BEGIN DATA SUPPLIED

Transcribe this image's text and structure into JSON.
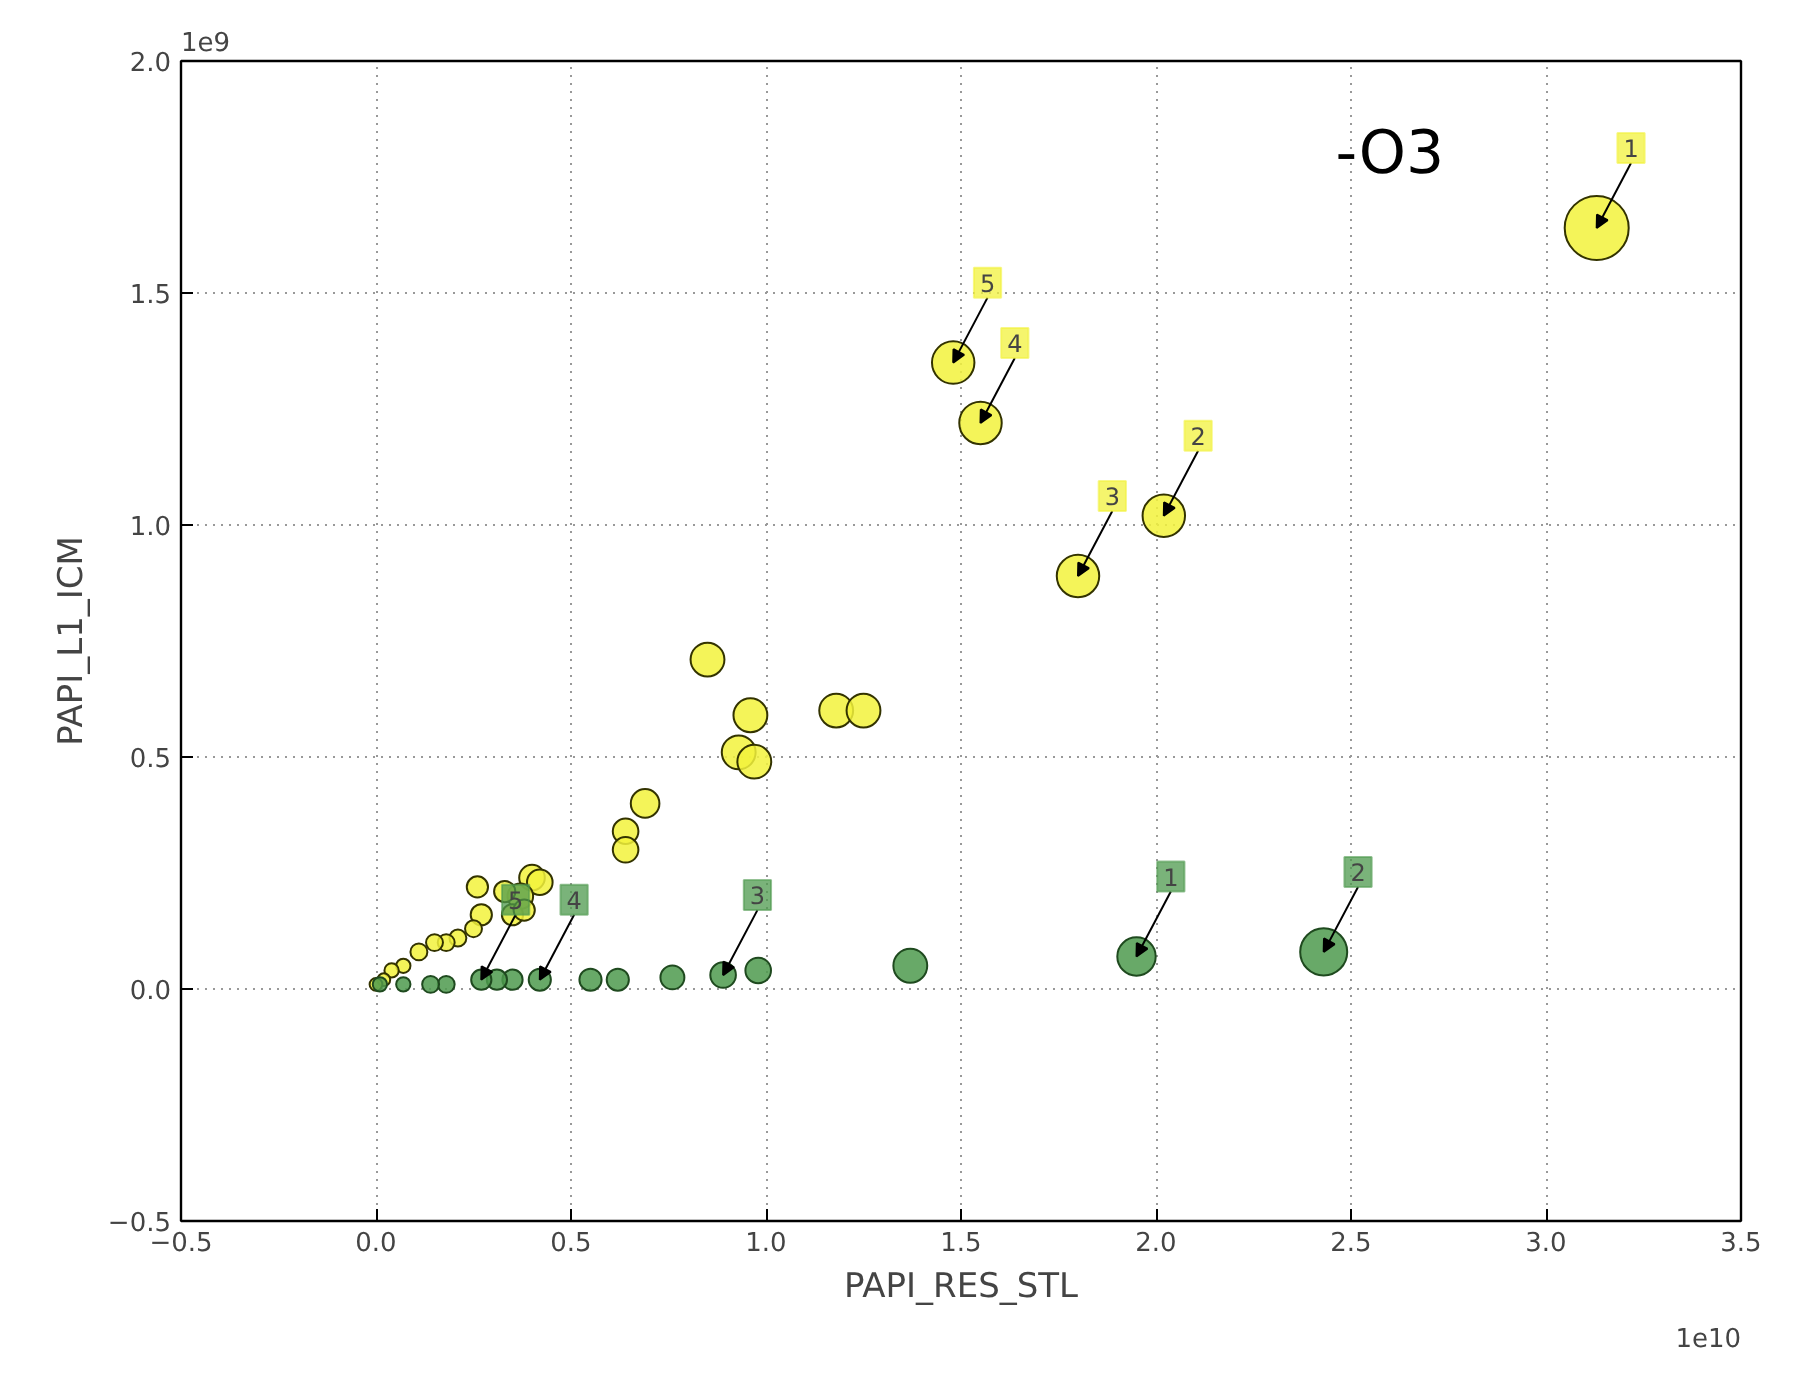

END DATA SUPPLIED
BEGIN DATA SUPPLIED

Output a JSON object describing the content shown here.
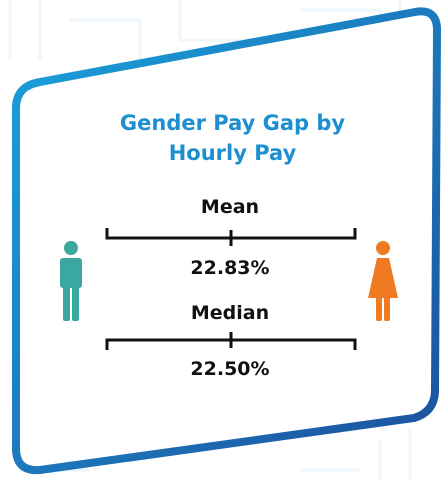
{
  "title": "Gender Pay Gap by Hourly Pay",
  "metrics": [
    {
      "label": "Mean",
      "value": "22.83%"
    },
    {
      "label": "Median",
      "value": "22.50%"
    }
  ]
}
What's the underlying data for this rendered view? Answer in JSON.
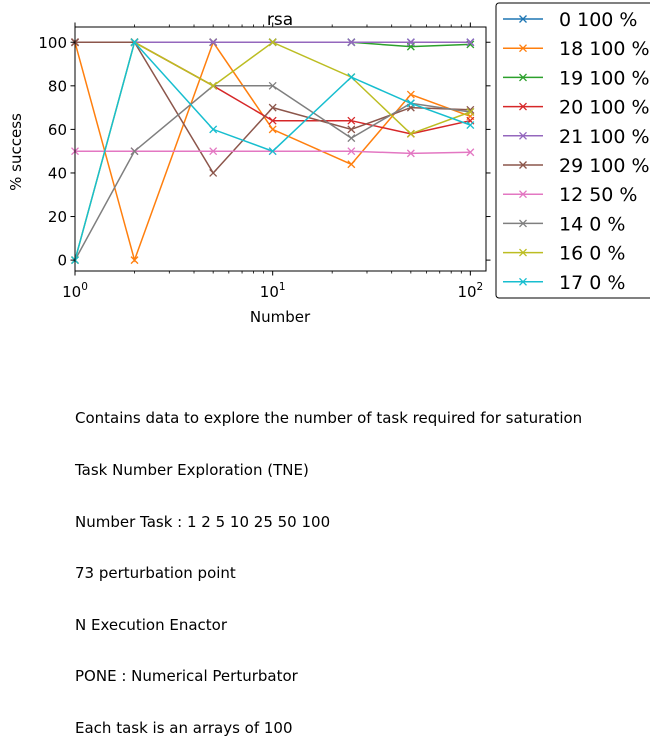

END DATA SUPPLIED

▶ PROBLEM DESCRIPTION: Output word for word the lines running from the one containing "Output a JSON" to the one containing "What's the underlying", both included, leaving out the pictures.

▶ EXERCISE SOLUTION:
Output a JSON object describing the content shown here.
{
  "title": "Gender Pay Gap by Hourly Pay",
  "metrics": [
    {
      "label": "Mean",
      "value": "22.83%"
    },
    {
      "label": "Median",
      "value": "22.50%"
    }
  ]
}
What's the underlying data for this rendered view? Answer in JSON.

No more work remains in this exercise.